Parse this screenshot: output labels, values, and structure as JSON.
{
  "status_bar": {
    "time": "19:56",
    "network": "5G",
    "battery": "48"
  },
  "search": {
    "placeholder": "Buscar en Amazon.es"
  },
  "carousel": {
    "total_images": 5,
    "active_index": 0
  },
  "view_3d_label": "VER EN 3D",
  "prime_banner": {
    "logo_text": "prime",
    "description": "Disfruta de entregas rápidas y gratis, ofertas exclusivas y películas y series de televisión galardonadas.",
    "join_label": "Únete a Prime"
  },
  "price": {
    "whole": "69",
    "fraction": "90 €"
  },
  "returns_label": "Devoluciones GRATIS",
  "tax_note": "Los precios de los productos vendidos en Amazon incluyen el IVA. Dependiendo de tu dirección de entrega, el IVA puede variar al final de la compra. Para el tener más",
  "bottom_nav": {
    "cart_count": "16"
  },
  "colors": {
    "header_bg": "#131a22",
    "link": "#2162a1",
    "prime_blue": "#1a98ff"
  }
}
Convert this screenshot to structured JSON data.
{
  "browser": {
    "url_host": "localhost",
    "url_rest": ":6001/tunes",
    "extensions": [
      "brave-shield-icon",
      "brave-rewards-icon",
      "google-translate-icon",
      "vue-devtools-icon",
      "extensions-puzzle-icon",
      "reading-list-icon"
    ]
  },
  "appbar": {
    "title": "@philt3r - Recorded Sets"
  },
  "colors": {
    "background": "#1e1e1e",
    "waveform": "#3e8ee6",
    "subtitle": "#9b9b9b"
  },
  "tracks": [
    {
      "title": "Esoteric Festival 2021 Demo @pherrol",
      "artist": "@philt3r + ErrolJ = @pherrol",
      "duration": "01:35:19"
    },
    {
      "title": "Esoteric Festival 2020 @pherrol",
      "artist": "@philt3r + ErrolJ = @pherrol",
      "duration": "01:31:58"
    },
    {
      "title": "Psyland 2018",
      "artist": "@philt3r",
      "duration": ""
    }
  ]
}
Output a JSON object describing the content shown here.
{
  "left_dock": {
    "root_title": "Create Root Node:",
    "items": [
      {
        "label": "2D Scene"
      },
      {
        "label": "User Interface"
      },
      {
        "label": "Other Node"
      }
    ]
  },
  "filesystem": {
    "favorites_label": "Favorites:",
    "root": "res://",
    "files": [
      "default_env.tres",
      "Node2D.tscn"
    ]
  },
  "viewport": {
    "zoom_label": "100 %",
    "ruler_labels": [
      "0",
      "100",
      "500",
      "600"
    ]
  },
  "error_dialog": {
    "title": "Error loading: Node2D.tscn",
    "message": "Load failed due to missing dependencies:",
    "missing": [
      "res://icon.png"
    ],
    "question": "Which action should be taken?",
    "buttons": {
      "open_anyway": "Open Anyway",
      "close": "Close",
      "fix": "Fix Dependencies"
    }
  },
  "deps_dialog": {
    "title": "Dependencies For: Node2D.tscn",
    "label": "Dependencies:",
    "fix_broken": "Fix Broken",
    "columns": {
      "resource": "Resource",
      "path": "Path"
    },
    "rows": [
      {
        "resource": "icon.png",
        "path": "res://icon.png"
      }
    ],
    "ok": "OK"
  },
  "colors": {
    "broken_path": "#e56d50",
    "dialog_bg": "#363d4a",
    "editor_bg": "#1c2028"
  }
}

_ _ _ _

▶ _Written exercise_
Show the data once more, exactly as it was written.

▶ _Complete response_
Parse this screenshot: output labels, values, and structure as JSON.
{
  "status_bar": {
    "time": "19:56",
    "network": "5G",
    "battery": "48"
  },
  "search": {
    "placeholder": "Buscar en Amazon.es"
  },
  "carousel": {
    "total_images": 5,
    "active_index": 0
  },
  "view_3d_label": "VER EN 3D",
  "prime_banner": {
    "logo_text": "prime",
    "description": "Disfruta de entregas rápidas y gratis, ofertas exclusivas y películas y series de televisión galardonadas.",
    "join_label": "Únete a Prime"
  },
  "price": {
    "whole": "69",
    "fraction": "90 €"
  },
  "returns_label": "Devoluciones GRATIS",
  "tax_note": "Los precios de los productos vendidos en Amazon incluyen el IVA. Dependiendo de tu dirección de entrega, el IVA puede variar al final de la compra. Para el tener más",
  "bottom_nav": {
    "cart_count": "16"
  },
  "colors": {
    "header_bg": "#131a22",
    "link": "#2162a1",
    "prime_blue": "#1a98ff"
  }
}
Convert this screenshot to structured JSON data.
{
  "browser": {
    "url_host": "localhost",
    "url_rest": ":6001/tunes",
    "extensions": [
      "brave-shield-icon",
      "brave-rewards-icon",
      "google-translate-icon",
      "vue-devtools-icon",
      "extensions-puzzle-icon",
      "reading-list-icon"
    ]
  },
  "appbar": {
    "title": "@philt3r - Recorded Sets"
  },
  "colors": {
    "background": "#1e1e1e",
    "waveform": "#3e8ee6",
    "subtitle": "#9b9b9b"
  },
  "tracks": [
    {
      "title": "Esoteric Festival 2021 Demo @pherrol",
      "artist": "@philt3r + ErrolJ = @pherrol",
      "duration": "01:35:19"
    },
    {
      "title": "Esoteric Festival 2020 @pherrol",
      "artist": "@philt3r + ErrolJ = @pherrol",
      "duration": "01:31:58"
    },
    {
      "title": "Psyland 2018",
      "artist": "@philt3r",
      "duration": ""
    }
  ]
}
Output a JSON object describing the content shown here.
{
  "left_dock": {
    "root_title": "Create Root Node:",
    "items": [
      {
        "label": "2D Scene"
      },
      {
        "label": "User Interface"
      },
      {
        "label": "Other Node"
      }
    ]
  },
  "filesystem": {
    "favorites_label": "Favorites:",
    "root": "res://",
    "files": [
      "default_env.tres",
      "Node2D.tscn"
    ]
  },
  "viewport": {
    "zoom_label": "100 %",
    "ruler_labels": [
      "0",
      "100",
      "500",
      "600"
    ]
  },
  "error_dialog": {
    "title": "Error loading: Node2D.tscn",
    "message": "Load failed due to missing dependencies:",
    "missing": [
      "res://icon.png"
    ],
    "question": "Which action should be taken?",
    "buttons": {
      "open_anyway": "Open Anyway",
      "close": "Close",
      "fix": "Fix Dependencies"
    }
  },
  "deps_dialog": {
    "title": "Dependencies For: Node2D.tscn",
    "label": "Dependencies:",
    "fix_broken": "Fix Broken",
    "columns": {
      "resource": "Resource",
      "path": "Path"
    },
    "rows": [
      {
        "resource": "icon.png",
        "path": "res://icon.png"
      }
    ],
    "ok": "OK"
  },
  "colors": {
    "broken_path": "#e56d50",
    "dialog_bg": "#363d4a",
    "editor_bg": "#1c2028"
  }
}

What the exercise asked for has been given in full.